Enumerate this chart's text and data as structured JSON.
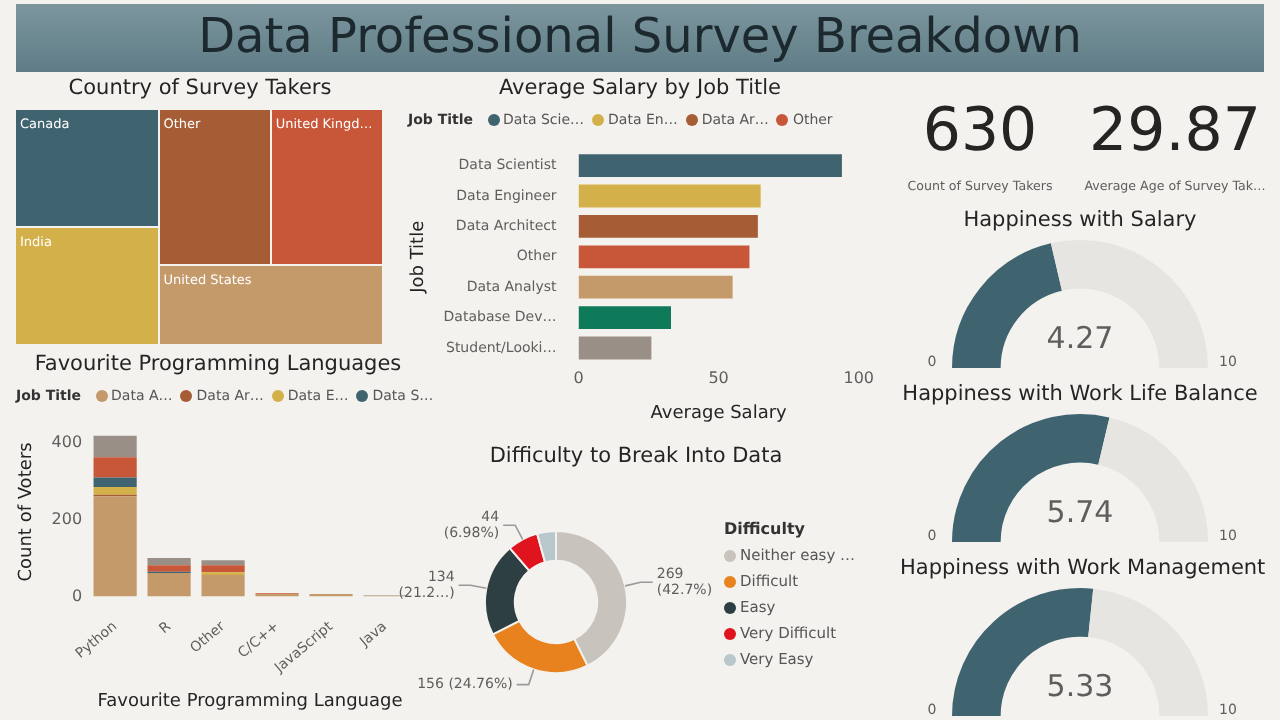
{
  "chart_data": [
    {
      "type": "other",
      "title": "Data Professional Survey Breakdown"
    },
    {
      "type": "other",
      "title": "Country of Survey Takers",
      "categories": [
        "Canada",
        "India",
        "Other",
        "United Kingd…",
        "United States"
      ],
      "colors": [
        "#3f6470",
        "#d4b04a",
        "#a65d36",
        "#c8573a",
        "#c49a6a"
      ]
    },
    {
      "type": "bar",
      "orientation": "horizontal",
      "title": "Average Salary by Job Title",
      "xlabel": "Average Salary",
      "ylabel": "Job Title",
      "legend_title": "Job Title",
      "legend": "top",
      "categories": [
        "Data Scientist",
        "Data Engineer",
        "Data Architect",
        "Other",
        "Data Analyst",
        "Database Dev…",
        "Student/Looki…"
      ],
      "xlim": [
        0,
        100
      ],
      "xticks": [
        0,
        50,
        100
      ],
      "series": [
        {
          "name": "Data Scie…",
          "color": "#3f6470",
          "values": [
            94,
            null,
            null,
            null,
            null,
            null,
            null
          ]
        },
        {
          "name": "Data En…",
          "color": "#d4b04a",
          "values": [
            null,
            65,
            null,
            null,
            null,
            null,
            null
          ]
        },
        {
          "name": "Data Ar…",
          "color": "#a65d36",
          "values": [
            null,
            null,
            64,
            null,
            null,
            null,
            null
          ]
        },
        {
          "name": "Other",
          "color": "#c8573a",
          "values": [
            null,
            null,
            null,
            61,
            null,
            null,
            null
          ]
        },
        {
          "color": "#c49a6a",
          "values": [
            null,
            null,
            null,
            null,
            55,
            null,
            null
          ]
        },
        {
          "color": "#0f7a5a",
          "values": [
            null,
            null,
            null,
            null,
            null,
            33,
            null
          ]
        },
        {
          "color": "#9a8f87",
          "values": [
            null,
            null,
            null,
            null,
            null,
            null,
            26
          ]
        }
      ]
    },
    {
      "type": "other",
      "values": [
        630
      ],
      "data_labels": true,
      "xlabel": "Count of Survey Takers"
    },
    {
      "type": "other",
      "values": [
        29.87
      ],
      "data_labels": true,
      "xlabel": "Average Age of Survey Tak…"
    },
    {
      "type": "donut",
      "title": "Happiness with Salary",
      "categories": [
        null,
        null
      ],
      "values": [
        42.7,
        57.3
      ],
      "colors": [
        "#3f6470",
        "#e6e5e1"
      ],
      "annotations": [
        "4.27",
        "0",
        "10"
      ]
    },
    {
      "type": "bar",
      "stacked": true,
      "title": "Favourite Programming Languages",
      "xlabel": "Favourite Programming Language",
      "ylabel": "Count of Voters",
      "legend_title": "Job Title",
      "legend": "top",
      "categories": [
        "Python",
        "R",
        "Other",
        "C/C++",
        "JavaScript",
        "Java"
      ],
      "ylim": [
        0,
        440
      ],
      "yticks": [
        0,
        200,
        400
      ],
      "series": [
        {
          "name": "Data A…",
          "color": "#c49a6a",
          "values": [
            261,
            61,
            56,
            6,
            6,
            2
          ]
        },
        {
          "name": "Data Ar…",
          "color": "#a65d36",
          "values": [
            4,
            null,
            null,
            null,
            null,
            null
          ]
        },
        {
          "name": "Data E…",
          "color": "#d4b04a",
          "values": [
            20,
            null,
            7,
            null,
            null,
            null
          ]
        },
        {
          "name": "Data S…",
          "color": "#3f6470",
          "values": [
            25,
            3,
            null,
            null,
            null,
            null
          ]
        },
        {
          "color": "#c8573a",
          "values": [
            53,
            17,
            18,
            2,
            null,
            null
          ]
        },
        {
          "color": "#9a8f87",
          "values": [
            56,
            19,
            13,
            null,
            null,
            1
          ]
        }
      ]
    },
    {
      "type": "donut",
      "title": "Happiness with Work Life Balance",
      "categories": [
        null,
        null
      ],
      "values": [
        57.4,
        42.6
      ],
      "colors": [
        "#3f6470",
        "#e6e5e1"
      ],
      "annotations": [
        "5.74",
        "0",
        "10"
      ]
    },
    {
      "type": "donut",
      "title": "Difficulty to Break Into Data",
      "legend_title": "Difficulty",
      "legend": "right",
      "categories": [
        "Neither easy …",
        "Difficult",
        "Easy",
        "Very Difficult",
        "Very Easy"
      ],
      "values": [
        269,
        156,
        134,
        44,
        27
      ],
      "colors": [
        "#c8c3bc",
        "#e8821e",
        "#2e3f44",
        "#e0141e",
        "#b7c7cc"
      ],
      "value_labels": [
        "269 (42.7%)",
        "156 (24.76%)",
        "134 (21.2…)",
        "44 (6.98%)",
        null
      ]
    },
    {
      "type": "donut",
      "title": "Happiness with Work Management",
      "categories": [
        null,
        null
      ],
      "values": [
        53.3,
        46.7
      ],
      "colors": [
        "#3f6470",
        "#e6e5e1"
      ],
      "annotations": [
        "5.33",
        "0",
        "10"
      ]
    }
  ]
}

==

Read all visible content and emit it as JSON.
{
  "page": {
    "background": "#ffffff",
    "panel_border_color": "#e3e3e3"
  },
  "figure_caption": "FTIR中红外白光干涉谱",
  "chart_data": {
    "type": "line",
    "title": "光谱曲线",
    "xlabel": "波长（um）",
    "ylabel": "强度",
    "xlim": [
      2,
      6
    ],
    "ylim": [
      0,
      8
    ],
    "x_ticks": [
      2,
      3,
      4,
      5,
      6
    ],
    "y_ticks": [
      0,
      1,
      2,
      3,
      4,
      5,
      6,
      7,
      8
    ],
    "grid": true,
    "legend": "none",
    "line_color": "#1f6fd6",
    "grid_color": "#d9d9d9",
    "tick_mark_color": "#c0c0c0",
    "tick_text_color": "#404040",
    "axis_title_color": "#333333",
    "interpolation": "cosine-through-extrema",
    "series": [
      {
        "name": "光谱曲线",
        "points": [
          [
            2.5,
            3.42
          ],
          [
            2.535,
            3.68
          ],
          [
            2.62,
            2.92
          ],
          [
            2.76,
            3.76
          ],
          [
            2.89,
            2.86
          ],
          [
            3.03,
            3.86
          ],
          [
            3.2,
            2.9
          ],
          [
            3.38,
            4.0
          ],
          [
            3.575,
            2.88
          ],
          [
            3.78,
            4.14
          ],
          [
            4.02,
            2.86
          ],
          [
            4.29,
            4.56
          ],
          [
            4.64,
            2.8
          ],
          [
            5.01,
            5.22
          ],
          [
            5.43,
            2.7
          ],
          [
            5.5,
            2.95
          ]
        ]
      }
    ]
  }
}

## Problem description
Copy out all lines above that include the string "Salary".

## Final answer
      "title": "Average Salary by Job Title",
      "xlabel": "Average Salary",
      "title": "Happiness with Salary",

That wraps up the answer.